# Task description:
Select and reproduce each line of the listing below that bears the string "assessment".
-- Entries provided start --
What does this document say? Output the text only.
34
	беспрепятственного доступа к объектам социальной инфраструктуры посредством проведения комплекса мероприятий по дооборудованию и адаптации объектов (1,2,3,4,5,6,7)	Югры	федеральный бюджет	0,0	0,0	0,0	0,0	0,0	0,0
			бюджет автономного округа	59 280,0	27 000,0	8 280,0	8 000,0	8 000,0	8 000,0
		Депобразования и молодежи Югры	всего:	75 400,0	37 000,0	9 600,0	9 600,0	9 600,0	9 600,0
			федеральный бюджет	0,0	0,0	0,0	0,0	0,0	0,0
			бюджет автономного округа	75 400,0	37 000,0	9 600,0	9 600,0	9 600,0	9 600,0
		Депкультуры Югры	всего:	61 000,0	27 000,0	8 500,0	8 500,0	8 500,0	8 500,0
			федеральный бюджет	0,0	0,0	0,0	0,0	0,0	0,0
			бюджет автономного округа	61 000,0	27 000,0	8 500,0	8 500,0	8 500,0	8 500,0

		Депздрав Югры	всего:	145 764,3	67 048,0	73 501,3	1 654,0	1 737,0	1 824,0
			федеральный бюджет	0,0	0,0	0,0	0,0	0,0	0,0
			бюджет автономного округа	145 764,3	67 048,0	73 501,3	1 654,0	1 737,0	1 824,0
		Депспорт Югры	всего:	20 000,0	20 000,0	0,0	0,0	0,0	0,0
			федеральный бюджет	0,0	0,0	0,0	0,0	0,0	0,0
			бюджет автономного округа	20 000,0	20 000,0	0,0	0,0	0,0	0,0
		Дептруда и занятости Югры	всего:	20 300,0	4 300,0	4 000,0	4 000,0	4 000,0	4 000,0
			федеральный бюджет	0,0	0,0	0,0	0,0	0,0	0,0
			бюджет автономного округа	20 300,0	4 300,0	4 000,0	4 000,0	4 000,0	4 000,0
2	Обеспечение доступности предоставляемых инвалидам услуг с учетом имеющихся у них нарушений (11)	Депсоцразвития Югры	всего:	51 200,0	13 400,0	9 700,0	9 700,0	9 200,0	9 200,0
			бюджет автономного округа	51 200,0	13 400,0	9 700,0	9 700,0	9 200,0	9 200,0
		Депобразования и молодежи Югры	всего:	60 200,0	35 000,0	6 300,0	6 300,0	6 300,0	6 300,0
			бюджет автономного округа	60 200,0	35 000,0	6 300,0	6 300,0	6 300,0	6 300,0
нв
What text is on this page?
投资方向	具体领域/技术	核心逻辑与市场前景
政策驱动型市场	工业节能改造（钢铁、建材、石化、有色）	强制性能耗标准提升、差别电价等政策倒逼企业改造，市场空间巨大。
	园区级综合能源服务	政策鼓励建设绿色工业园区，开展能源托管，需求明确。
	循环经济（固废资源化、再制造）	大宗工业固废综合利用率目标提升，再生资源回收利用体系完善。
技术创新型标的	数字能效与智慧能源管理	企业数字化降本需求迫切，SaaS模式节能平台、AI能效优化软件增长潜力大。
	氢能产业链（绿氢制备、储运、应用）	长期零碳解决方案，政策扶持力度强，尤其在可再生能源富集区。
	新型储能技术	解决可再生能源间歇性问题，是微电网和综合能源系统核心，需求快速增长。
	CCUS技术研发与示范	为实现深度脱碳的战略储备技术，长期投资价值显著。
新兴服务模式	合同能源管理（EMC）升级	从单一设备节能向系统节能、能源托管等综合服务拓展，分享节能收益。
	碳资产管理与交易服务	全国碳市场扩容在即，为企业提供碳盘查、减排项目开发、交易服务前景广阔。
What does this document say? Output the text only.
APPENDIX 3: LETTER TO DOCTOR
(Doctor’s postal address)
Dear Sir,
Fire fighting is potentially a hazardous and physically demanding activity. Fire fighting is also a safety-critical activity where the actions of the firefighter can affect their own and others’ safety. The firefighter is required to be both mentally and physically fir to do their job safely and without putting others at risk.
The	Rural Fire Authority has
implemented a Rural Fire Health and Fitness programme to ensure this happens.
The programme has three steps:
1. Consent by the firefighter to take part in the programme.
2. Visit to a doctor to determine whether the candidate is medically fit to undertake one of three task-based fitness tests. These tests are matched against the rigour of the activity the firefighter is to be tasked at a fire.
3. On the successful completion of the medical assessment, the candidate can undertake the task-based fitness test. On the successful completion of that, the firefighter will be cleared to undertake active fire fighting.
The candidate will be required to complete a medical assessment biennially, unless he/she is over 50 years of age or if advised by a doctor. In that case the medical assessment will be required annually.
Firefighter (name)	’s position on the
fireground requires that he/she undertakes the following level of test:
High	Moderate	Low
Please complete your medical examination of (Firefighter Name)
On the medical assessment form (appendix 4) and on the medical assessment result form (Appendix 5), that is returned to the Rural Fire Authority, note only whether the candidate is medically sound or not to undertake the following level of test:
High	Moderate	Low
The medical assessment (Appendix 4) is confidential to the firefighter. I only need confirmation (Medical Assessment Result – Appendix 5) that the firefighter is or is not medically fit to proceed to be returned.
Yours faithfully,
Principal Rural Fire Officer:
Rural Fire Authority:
-- Entries provided end --
# The completed task:
3. On the successful completion of the medical assessment, the candidate can undertake the task-based fitness test. On the successful completion of that, the firefighter will be cleared to undertake active fire fighting.
The candidate will be required to complete a medical assessment biennially, unless he/she is over 50 years of age or if advised by a doctor. In that case the medical assessment will be required annually.
On the medical assessment form (appendix 4) and on the medical assessment result form (Appendix 5), that is returned to the Rural Fire Authority, note only whether the candidate is medically sound or not to undertake the following level of test:
The medical assessment (Appendix 4) is confidential to the firefighter. I only need confirmation (Medical Assessment Result – Appendix 5) that the firefighter is or is not medically fit to proceed to be returned.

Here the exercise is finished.